> **EXERCISE AIM**: Identify each line below containing the string "改为否定句" and copy it.
____ DATA FOR PROCESSING
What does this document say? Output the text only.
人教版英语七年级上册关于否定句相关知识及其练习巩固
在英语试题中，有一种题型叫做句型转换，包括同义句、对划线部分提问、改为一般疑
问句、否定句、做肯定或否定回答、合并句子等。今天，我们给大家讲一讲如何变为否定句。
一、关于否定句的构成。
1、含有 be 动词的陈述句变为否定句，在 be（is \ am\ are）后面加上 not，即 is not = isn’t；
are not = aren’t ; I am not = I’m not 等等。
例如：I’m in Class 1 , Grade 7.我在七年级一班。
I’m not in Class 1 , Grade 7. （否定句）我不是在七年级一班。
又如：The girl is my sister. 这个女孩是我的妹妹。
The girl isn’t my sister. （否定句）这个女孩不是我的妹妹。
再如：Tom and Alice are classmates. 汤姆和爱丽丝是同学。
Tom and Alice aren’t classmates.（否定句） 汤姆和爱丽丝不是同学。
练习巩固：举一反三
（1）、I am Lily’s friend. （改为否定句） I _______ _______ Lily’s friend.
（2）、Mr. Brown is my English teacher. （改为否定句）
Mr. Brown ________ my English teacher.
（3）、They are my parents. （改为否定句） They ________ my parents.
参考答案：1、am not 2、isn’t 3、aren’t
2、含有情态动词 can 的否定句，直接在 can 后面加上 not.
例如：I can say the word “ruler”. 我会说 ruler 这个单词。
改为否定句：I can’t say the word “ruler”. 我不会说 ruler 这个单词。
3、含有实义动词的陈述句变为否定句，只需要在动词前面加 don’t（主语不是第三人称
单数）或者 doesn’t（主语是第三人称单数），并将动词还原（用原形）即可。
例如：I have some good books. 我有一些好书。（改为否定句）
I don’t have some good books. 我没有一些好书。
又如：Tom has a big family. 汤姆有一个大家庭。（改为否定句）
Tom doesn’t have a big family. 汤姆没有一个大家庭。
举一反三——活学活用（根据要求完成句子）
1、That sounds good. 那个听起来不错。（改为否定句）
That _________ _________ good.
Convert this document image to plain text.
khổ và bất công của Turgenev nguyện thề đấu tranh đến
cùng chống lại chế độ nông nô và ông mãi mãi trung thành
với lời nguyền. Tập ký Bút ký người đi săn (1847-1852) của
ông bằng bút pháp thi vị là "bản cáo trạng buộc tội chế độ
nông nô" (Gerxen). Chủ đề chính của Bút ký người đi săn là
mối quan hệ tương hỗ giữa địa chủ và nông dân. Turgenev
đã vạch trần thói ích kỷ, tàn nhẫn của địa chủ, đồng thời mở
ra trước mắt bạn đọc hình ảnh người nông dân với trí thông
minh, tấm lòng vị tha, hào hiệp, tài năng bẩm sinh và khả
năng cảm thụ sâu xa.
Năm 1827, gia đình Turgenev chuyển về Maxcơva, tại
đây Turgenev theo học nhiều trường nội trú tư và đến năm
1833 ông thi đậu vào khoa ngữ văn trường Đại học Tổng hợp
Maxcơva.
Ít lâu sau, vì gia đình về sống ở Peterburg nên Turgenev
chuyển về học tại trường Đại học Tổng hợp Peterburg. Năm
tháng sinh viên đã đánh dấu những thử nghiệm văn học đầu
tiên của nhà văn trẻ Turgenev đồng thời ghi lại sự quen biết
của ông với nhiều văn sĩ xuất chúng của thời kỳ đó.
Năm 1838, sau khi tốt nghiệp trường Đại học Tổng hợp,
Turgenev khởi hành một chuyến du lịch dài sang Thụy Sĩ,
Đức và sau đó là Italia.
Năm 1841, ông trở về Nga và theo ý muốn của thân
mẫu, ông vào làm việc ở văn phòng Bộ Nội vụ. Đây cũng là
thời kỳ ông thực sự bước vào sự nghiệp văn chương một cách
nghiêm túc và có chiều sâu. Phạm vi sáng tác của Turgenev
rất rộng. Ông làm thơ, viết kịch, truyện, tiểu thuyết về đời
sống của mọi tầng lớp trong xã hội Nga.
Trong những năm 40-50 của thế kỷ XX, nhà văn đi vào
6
________
> **ANSWER TO THIS PROBLEM**:
（1）、I am Lily’s friend. （改为否定句） I _______ _______ Lily’s friend.
（2）、Mr. Brown is my English teacher. （改为否定句）
（3）、They are my parents. （改为否定句） They ________ my parents.
改为否定句：I can’t say the word “ruler”. 我不会说 ruler 这个单词。
例如：I have some good books. 我有一些好书。（改为否定句）
又如：Tom has a big family. 汤姆有一个大家庭。（改为否定句）
1、That sounds good. 那个听起来不错。（改为否定句）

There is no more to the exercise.